-- Opening Marker --

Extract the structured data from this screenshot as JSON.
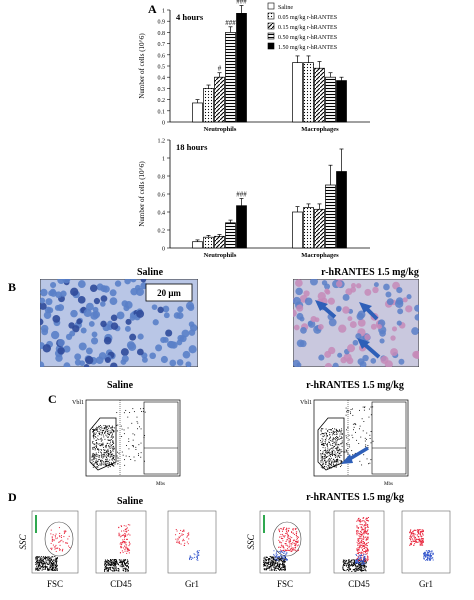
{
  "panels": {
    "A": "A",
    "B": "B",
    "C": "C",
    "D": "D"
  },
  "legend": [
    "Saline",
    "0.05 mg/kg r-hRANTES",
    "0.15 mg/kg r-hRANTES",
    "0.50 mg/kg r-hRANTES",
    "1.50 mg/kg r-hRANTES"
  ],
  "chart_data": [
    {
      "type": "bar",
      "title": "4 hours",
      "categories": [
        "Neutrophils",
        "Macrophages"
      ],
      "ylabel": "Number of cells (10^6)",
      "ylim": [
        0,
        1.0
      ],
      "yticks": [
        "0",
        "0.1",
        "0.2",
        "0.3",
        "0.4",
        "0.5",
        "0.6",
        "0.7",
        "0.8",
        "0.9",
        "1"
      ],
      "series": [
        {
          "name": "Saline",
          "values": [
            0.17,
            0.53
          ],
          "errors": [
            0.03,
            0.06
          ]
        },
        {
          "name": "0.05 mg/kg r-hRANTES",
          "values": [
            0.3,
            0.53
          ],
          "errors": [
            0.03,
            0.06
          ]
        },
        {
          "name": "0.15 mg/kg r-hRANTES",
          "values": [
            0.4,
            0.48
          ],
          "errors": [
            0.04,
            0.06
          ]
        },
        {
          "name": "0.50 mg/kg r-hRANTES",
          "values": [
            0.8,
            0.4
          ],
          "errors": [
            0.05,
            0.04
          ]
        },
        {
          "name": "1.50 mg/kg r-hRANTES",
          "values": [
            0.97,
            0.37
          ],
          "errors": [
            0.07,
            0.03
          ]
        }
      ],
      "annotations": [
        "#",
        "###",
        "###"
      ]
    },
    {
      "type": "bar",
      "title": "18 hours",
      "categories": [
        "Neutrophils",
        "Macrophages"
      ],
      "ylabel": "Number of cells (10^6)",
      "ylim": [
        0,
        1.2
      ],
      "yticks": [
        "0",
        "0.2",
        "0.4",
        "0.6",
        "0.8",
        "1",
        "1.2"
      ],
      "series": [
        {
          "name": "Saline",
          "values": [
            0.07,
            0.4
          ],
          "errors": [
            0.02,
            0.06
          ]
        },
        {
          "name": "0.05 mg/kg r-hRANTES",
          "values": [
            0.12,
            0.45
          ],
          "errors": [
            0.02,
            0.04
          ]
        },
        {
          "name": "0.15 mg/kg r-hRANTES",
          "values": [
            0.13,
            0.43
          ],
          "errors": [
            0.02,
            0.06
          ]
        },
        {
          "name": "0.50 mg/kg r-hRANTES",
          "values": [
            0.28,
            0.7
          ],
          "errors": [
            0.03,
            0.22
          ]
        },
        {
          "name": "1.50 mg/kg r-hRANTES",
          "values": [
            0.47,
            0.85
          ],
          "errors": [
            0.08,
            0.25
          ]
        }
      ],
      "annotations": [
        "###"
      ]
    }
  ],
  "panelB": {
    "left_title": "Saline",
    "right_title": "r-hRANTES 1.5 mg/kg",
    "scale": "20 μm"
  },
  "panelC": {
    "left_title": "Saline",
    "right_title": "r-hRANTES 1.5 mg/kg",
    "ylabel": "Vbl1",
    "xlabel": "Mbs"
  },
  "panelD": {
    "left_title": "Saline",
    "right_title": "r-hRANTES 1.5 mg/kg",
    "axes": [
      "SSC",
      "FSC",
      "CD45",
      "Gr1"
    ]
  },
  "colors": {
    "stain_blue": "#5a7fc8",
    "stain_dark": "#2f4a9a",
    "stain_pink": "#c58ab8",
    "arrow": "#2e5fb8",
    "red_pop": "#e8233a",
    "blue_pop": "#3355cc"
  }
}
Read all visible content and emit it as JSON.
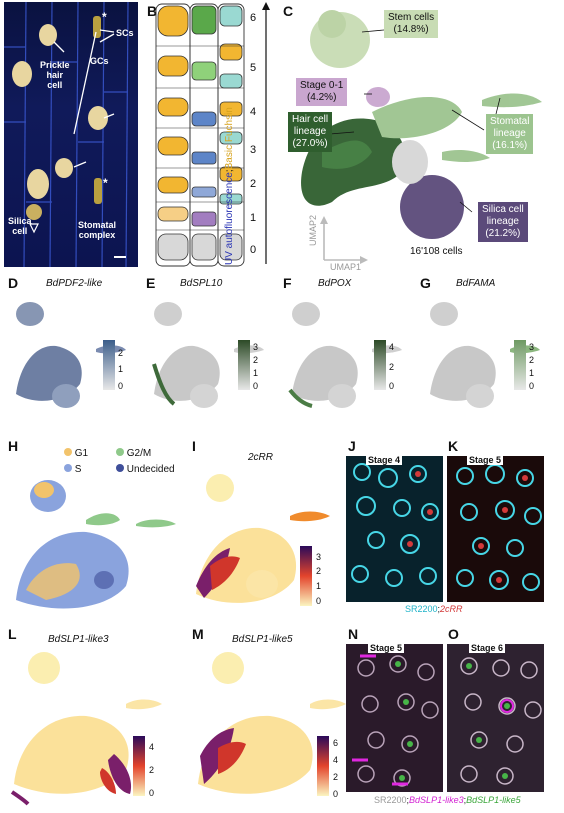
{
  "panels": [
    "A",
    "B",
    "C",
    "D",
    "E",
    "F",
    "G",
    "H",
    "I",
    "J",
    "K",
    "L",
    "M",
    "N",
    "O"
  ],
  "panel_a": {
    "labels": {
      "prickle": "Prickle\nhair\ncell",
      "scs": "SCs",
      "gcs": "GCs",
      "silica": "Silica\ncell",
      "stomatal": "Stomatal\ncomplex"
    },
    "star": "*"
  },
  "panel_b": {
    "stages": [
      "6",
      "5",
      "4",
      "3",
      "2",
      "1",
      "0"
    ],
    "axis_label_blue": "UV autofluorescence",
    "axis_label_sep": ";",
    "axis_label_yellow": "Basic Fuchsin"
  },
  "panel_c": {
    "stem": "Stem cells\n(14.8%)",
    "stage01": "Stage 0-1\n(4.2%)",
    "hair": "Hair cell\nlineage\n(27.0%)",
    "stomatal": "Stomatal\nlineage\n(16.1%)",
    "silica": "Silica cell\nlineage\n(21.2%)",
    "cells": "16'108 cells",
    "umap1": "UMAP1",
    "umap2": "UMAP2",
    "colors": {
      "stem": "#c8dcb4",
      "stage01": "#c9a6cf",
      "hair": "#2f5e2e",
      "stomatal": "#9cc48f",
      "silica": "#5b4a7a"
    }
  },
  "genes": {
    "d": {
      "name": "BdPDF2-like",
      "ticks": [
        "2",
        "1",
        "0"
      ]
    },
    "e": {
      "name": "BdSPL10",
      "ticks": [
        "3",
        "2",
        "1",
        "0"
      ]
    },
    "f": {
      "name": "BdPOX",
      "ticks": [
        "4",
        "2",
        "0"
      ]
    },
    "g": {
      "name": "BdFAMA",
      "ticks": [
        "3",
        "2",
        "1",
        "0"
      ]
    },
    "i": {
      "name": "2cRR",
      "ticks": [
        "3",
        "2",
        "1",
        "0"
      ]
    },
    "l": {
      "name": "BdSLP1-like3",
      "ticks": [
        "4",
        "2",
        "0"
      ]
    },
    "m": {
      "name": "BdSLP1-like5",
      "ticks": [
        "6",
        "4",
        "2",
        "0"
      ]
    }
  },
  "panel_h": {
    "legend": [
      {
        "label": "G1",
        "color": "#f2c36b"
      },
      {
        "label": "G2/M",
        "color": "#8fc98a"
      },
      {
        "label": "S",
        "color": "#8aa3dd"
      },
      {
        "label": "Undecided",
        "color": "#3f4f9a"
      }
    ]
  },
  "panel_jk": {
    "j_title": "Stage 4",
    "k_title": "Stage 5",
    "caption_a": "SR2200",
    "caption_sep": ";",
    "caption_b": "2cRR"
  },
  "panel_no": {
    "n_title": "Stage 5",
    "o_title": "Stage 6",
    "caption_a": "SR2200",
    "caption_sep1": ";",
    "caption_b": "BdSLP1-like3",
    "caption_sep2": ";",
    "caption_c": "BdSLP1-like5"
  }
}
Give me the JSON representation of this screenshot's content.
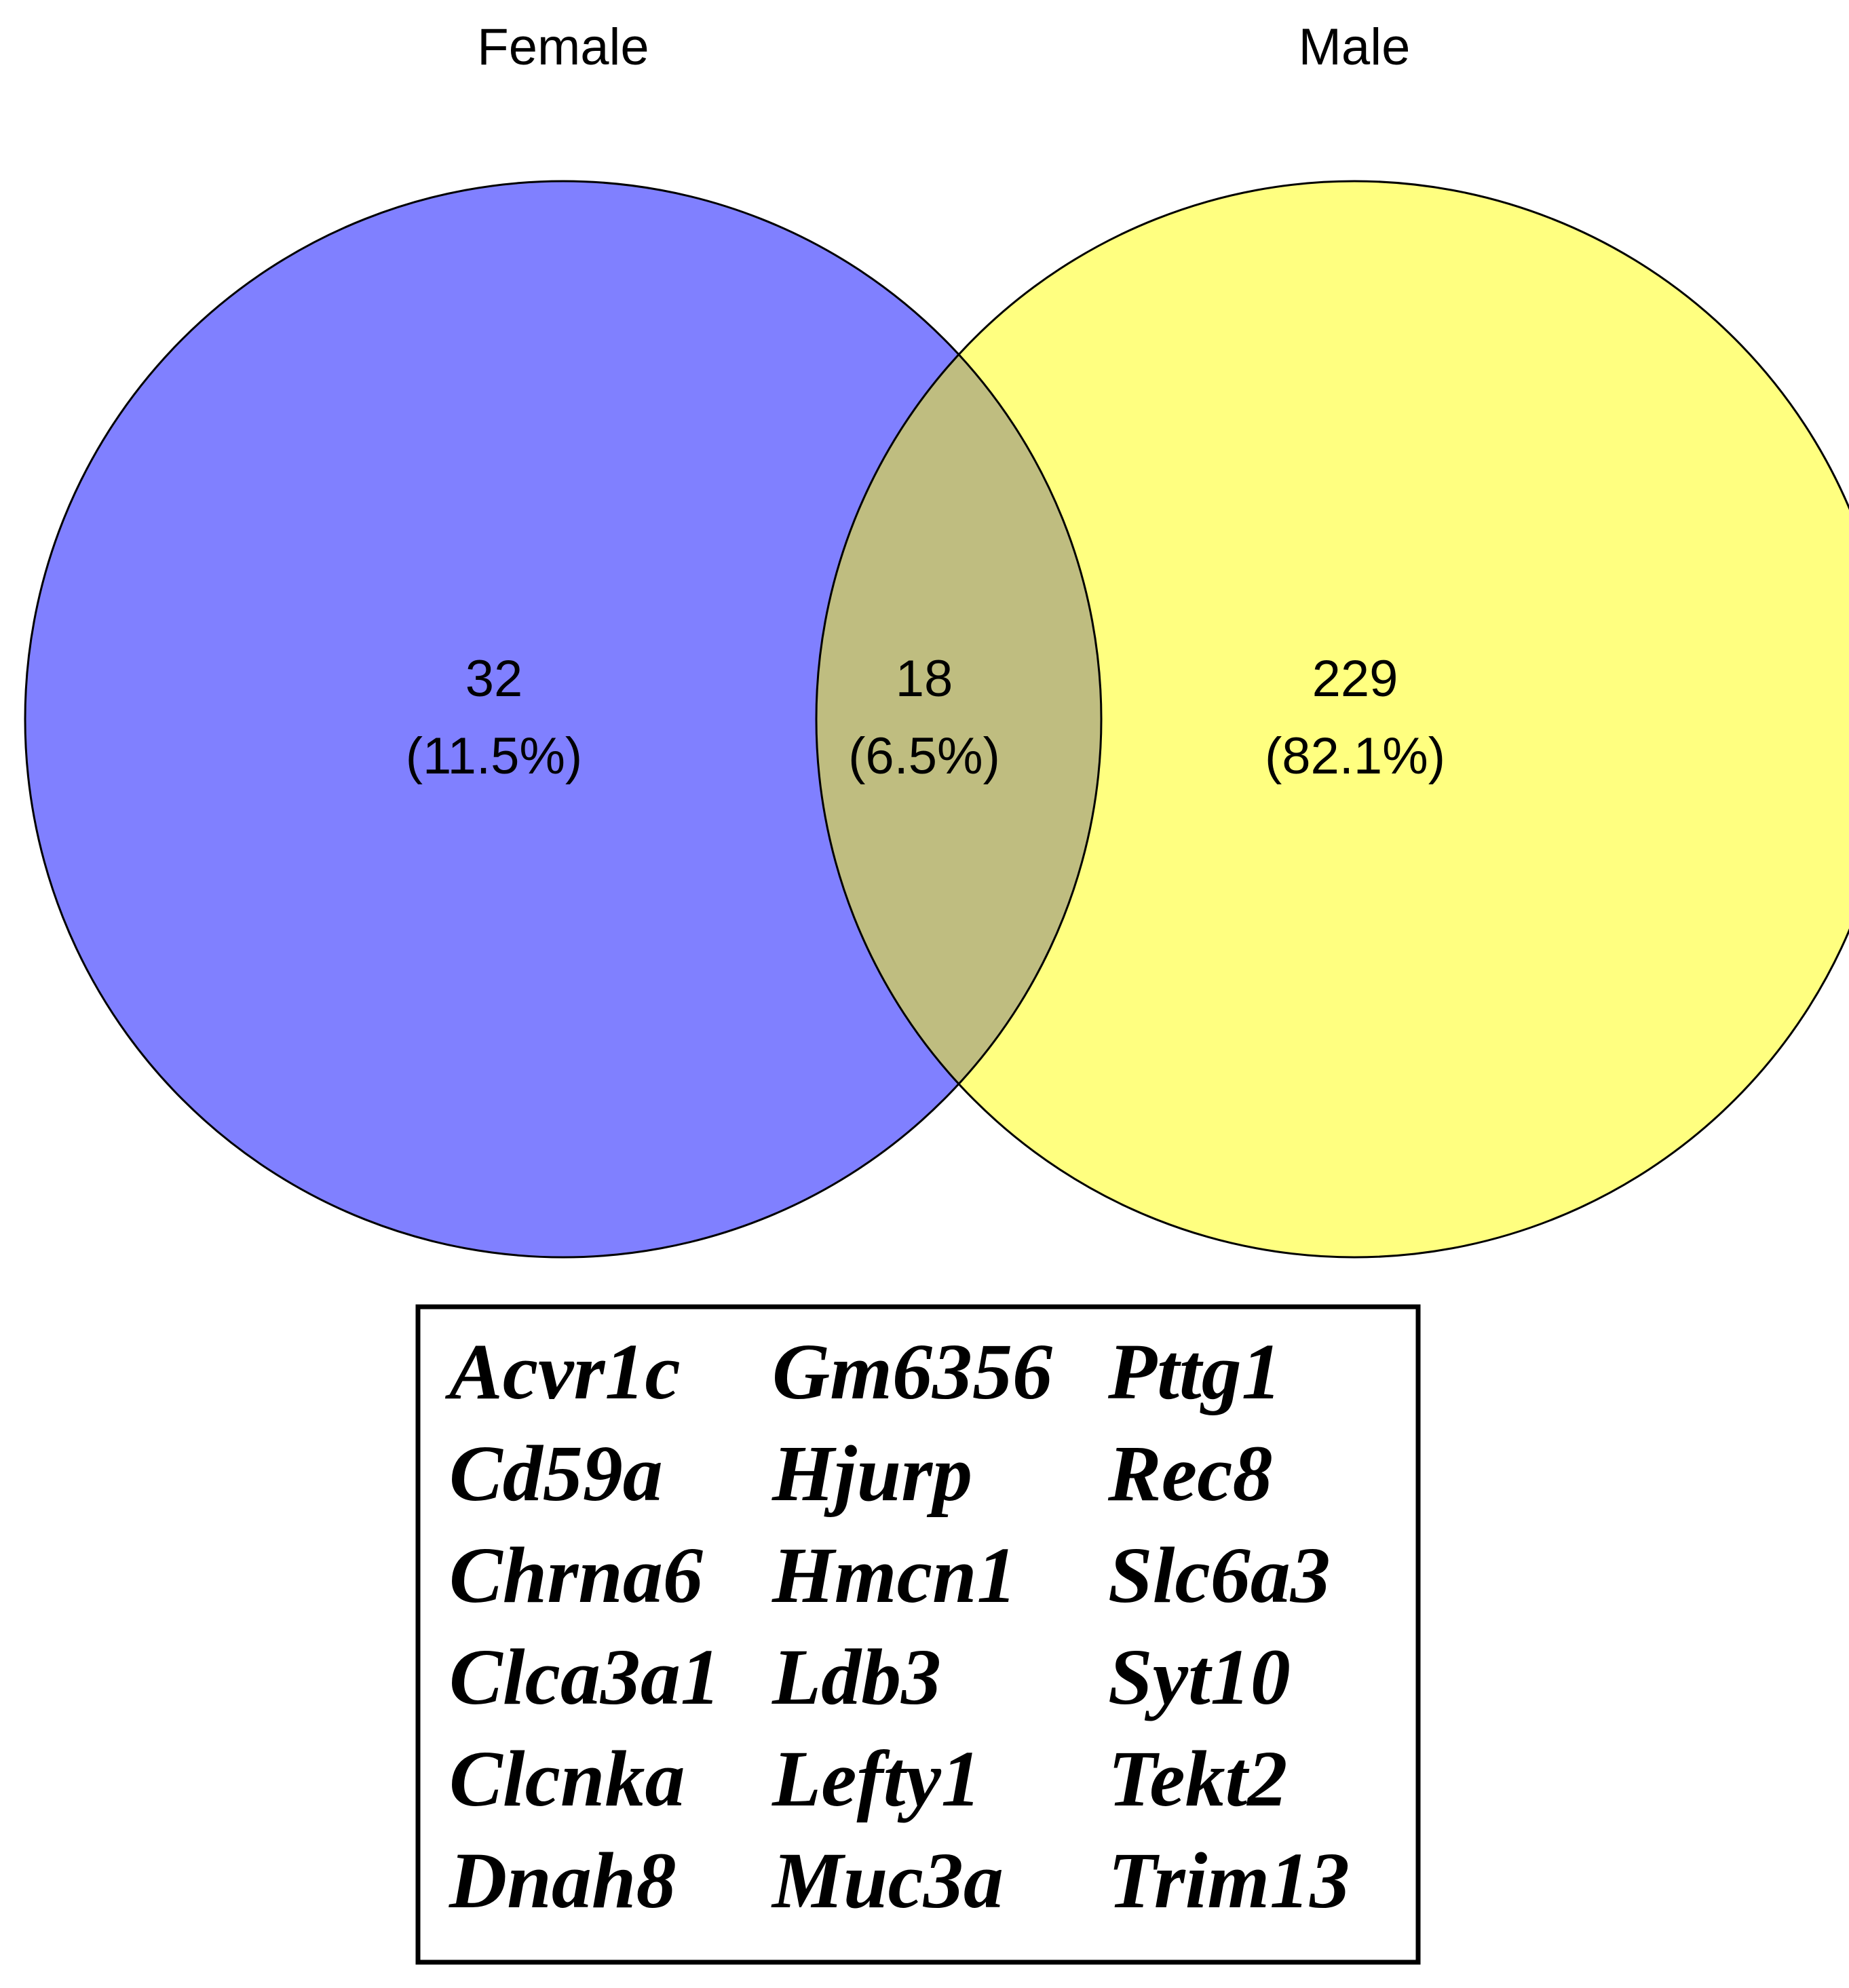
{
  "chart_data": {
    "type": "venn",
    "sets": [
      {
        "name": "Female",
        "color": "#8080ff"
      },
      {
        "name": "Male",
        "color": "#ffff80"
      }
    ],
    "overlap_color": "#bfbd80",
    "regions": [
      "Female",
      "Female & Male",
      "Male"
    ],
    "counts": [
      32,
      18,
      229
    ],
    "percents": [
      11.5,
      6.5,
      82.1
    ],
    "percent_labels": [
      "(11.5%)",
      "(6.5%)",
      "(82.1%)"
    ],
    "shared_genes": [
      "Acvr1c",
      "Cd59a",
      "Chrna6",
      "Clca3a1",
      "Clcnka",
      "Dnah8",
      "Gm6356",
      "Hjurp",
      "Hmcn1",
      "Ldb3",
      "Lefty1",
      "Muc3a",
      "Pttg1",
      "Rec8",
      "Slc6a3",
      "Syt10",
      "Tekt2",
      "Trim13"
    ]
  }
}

-- Closing Marker --

ASSIGNMENT
In your copy, reproduce the data above exactly and skip every picture.

RESULT FOR THIS TASK
Extract the structured data from this screenshot as JSON.
{
  "panels": {
    "A": "A",
    "B": "B",
    "C": "C",
    "D": "D"
  },
  "legend": [
    "Saline",
    "0.05 mg/kg r-hRANTES",
    "0.15 mg/kg r-hRANTES",
    "0.50 mg/kg r-hRANTES",
    "1.50 mg/kg r-hRANTES"
  ],
  "chart_data": [
    {
      "type": "bar",
      "title": "4 hours",
      "categories": [
        "Neutrophils",
        "Macrophages"
      ],
      "ylabel": "Number of cells (10^6)",
      "ylim": [
        0,
        1.0
      ],
      "yticks": [
        "0",
        "0.1",
        "0.2",
        "0.3",
        "0.4",
        "0.5",
        "0.6",
        "0.7",
        "0.8",
        "0.9",
        "1"
      ],
      "series": [
        {
          "name": "Saline",
          "values": [
            0.17,
            0.53
          ],
          "errors": [
            0.03,
            0.06
          ]
        },
        {
          "name": "0.05 mg/kg r-hRANTES",
          "values": [
            0.3,
            0.53
          ],
          "errors": [
            0.03,
            0.06
          ]
        },
        {
          "name": "0.15 mg/kg r-hRANTES",
          "values": [
            0.4,
            0.48
          ],
          "errors": [
            0.04,
            0.06
          ]
        },
        {
          "name": "0.50 mg/kg r-hRANTES",
          "values": [
            0.8,
            0.4
          ],
          "errors": [
            0.05,
            0.04
          ]
        },
        {
          "name": "1.50 mg/kg r-hRANTES",
          "values": [
            0.97,
            0.37
          ],
          "errors": [
            0.07,
            0.03
          ]
        }
      ],
      "annotations": [
        "#",
        "###",
        "###"
      ]
    },
    {
      "type": "bar",
      "title": "18 hours",
      "categories": [
        "Neutrophils",
        "Macrophages"
      ],
      "ylabel": "Number of cells (10^6)",
      "ylim": [
        0,
        1.2
      ],
      "yticks": [
        "0",
        "0.2",
        "0.4",
        "0.6",
        "0.8",
        "1",
        "1.2"
      ],
      "series": [
        {
          "name": "Saline",
          "values": [
            0.07,
            0.4
          ],
          "errors": [
            0.02,
            0.06
          ]
        },
        {
          "name": "0.05 mg/kg r-hRANTES",
          "values": [
            0.12,
            0.45
          ],
          "errors": [
            0.02,
            0.04
          ]
        },
        {
          "name": "0.15 mg/kg r-hRANTES",
          "values": [
            0.13,
            0.43
          ],
          "errors": [
            0.02,
            0.06
          ]
        },
        {
          "name": "0.50 mg/kg r-hRANTES",
          "values": [
            0.28,
            0.7
          ],
          "errors": [
            0.03,
            0.22
          ]
        },
        {
          "name": "1.50 mg/kg r-hRANTES",
          "values": [
            0.47,
            0.85
          ],
          "errors": [
            0.08,
            0.25
          ]
        }
      ],
      "annotations": [
        "###"
      ]
    }
  ],
  "panelB": {
    "left_title": "Saline",
    "right_title": "r-hRANTES 1.5 mg/kg",
    "scale": "20 μm"
  },
  "panelC": {
    "left_title": "Saline",
    "right_title": "r-hRANTES 1.5 mg/kg",
    "ylabel": "Vbl1",
    "xlabel": "Mbs"
  },
  "panelD": {
    "left_title": "Saline",
    "right_title": "r-hRANTES 1.5 mg/kg",
    "axes": [
      "SSC",
      "FSC",
      "CD45",
      "Gr1"
    ]
  },
  "colors": {
    "stain_blue": "#5a7fc8",
    "stain_dark": "#2f4a9a",
    "stain_pink": "#c58ab8",
    "arrow": "#2e5fb8",
    "red_pop": "#e8233a",
    "blue_pop": "#3355cc"
  }
}
Read all visible content and emit it as JSON.
{
  "panels": [
    "A",
    "B",
    "C",
    "D",
    "E",
    "F",
    "G",
    "H",
    "I",
    "J",
    "K",
    "L",
    "M",
    "N",
    "O"
  ],
  "panel_a": {
    "labels": {
      "prickle": "Prickle\nhair\ncell",
      "scs": "SCs",
      "gcs": "GCs",
      "silica": "Silica\ncell",
      "stomatal": "Stomatal\ncomplex"
    },
    "star": "*"
  },
  "panel_b": {
    "stages": [
      "6",
      "5",
      "4",
      "3",
      "2",
      "1",
      "0"
    ],
    "axis_label_blue": "UV autofluorescence",
    "axis_label_sep": ";",
    "axis_label_yellow": "Basic Fuchsin"
  },
  "panel_c": {
    "stem": "Stem cells\n(14.8%)",
    "stage01": "Stage 0-1\n(4.2%)",
    "hair": "Hair cell\nlineage\n(27.0%)",
    "stomatal": "Stomatal\nlineage\n(16.1%)",
    "silica": "Silica cell\nlineage\n(21.2%)",
    "cells": "16'108 cells",
    "umap1": "UMAP1",
    "umap2": "UMAP2",
    "colors": {
      "stem": "#c8dcb4",
      "stage01": "#c9a6cf",
      "hair": "#2f5e2e",
      "stomatal": "#9cc48f",
      "silica": "#5b4a7a"
    }
  },
  "genes": {
    "d": {
      "name": "BdPDF2-like",
      "ticks": [
        "2",
        "1",
        "0"
      ]
    },
    "e": {
      "name": "BdSPL10",
      "ticks": [
        "3",
        "2",
        "1",
        "0"
      ]
    },
    "f": {
      "name": "BdPOX",
      "ticks": [
        "4",
        "2",
        "0"
      ]
    },
    "g": {
      "name": "BdFAMA",
      "ticks": [
        "3",
        "2",
        "1",
        "0"
      ]
    },
    "i": {
      "name": "2cRR",
      "ticks": [
        "3",
        "2",
        "1",
        "0"
      ]
    },
    "l": {
      "name": "BdSLP1-like3",
      "ticks": [
        "4",
        "2",
        "0"
      ]
    },
    "m": {
      "name": "BdSLP1-like5",
      "ticks": [
        "6",
        "4",
        "2",
        "0"
      ]
    }
  },
  "panel_h": {
    "legend": [
      {
        "label": "G1",
        "color": "#f2c36b"
      },
      {
        "label": "G2/M",
        "color": "#8fc98a"
      },
      {
        "label": "S",
        "color": "#8aa3dd"
      },
      {
        "label": "Undecided",
        "color": "#3f4f9a"
      }
    ]
  },
  "panel_jk": {
    "j_title": "Stage 4",
    "k_title": "Stage 5",
    "caption_a": "SR2200",
    "caption_sep": ";",
    "caption_b": "2cRR"
  },
  "panel_no": {
    "n_title": "Stage 5",
    "o_title": "Stage 6",
    "caption_a": "SR2200",
    "caption_sep1": ";",
    "caption_b": "BdSLP1-like3",
    "caption_sep2": ";",
    "caption_c": "BdSLP1-like5"
  }
}
Give me the JSON representation of this screenshot's content.
{
  "chart_data": {
    "type": "venn",
    "sets": [
      {
        "name": "Female",
        "color": "#8080ff"
      },
      {
        "name": "Male",
        "color": "#ffff80"
      }
    ],
    "overlap_color": "#bfbd80",
    "regions": [
      "Female",
      "Female & Male",
      "Male"
    ],
    "counts": [
      32,
      18,
      229
    ],
    "percents": [
      11.5,
      6.5,
      82.1
    ],
    "percent_labels": [
      "(11.5%)",
      "(6.5%)",
      "(82.1%)"
    ],
    "shared_genes": [
      "Acvr1c",
      "Cd59a",
      "Chrna6",
      "Clca3a1",
      "Clcnka",
      "Dnah8",
      "Gm6356",
      "Hjurp",
      "Hmcn1",
      "Ldb3",
      "Lefty1",
      "Muc3a",
      "Pttg1",
      "Rec8",
      "Slc6a3",
      "Syt10",
      "Tekt2",
      "Trim13"
    ]
  }
}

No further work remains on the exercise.